Copy out every line containing the word "name".

━━━━━━━━━━

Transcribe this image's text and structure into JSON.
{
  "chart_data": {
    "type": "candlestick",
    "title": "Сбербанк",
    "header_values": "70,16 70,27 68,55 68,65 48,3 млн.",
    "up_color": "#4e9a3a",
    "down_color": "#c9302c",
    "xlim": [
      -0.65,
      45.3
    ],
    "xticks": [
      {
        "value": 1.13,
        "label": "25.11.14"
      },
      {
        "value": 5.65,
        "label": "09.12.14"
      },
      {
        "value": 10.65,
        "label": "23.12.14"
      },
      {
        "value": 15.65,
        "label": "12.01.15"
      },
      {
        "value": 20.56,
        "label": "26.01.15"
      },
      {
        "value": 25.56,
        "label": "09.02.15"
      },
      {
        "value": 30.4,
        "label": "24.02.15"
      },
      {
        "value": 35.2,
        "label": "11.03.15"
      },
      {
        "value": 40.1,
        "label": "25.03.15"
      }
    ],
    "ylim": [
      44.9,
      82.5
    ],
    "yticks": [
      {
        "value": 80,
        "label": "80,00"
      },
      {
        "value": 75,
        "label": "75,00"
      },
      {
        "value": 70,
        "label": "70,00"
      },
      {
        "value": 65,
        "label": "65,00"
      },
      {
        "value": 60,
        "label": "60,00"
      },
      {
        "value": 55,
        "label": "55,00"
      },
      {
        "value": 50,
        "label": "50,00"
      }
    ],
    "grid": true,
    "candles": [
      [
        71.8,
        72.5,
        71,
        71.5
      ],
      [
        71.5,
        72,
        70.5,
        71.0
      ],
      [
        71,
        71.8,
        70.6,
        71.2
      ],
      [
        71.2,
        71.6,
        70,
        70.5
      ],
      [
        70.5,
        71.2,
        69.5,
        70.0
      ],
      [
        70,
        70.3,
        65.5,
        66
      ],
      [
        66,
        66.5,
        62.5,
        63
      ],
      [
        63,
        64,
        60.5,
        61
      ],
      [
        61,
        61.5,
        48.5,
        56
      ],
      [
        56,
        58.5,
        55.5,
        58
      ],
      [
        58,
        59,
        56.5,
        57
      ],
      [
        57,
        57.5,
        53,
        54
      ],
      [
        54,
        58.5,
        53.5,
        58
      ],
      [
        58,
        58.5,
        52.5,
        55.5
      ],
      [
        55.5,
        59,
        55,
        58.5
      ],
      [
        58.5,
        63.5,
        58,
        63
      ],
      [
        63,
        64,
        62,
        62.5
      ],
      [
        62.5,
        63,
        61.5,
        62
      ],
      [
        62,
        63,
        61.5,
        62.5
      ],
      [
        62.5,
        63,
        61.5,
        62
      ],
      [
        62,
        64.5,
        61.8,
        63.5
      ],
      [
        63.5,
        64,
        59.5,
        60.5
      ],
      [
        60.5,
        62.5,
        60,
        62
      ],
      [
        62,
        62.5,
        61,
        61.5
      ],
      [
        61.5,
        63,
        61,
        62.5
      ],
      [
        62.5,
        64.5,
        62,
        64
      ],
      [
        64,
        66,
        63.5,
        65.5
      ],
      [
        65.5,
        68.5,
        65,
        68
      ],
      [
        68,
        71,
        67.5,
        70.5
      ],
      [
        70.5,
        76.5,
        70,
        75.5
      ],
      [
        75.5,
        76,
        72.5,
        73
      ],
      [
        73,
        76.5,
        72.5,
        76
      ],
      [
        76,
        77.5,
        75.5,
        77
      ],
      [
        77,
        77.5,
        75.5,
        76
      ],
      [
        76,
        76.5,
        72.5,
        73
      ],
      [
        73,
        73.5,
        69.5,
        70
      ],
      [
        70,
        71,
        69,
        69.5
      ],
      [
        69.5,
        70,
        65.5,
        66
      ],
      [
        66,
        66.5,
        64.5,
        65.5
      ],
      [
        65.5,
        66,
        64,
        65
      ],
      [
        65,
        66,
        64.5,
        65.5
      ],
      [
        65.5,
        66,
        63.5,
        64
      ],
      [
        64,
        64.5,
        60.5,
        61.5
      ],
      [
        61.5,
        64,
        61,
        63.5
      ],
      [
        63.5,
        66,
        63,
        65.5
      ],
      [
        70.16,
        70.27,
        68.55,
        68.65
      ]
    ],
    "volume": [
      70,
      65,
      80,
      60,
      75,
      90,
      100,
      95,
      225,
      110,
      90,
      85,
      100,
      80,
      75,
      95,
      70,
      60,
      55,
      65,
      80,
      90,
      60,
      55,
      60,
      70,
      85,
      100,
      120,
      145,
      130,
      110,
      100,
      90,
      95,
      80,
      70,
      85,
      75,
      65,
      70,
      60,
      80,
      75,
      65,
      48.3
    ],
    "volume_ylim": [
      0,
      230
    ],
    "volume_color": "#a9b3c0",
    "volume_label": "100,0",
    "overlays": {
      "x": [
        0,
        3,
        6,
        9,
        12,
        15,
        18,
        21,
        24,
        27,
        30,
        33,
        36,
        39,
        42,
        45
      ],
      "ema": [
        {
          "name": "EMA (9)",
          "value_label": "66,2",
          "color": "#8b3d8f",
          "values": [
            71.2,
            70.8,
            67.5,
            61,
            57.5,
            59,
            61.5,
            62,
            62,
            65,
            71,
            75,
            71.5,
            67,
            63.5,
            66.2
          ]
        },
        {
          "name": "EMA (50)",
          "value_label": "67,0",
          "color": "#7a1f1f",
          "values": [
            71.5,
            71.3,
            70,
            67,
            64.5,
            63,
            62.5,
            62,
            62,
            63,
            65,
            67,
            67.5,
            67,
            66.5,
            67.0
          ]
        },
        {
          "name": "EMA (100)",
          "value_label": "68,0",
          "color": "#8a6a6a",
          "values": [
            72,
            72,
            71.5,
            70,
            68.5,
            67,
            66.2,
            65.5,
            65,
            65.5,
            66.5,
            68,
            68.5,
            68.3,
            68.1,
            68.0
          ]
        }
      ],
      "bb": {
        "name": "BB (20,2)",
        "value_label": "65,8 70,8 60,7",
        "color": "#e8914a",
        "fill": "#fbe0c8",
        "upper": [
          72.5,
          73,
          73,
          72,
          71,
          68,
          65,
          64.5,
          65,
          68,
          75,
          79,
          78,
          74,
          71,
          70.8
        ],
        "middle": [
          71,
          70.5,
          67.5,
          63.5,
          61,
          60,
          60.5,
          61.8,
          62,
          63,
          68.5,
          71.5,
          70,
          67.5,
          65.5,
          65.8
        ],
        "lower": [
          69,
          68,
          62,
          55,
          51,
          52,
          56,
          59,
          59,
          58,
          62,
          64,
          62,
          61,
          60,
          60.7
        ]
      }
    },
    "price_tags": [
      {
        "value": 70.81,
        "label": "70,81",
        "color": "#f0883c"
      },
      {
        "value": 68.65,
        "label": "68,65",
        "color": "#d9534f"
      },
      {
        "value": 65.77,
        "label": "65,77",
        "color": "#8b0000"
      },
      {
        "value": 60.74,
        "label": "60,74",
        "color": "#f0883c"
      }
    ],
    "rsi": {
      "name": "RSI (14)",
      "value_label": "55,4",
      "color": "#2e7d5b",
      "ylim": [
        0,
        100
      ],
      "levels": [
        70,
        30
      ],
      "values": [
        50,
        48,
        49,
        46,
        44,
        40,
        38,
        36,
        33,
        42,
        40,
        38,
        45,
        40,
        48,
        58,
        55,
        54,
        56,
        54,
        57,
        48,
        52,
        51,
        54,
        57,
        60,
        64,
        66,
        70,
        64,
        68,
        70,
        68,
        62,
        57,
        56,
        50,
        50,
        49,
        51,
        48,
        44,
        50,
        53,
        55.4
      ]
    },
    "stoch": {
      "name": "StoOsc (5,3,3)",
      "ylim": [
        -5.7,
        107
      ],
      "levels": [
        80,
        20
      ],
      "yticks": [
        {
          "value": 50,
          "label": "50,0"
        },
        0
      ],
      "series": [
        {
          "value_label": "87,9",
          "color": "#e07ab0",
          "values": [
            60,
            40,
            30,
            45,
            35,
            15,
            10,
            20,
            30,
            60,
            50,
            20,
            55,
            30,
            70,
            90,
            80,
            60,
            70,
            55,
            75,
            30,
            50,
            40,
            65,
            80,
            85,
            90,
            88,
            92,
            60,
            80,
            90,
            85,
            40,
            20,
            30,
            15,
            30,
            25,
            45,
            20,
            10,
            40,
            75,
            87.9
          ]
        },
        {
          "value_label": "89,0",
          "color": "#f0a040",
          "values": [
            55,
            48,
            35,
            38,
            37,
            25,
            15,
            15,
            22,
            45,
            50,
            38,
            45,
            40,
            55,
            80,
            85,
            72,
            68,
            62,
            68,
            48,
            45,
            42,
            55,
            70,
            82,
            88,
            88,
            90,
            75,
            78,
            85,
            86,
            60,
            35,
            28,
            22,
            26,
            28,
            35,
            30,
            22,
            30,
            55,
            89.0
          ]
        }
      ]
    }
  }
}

━━━━━━━━━━

> [Correct response]
          "name": "EMA (9)",
          "name": "EMA (50)",
          "name": "EMA (100)",
        "name": "BB (20,2)",
      "name": "RSI (14)",
      "name": "StoOsc (5,3,3)",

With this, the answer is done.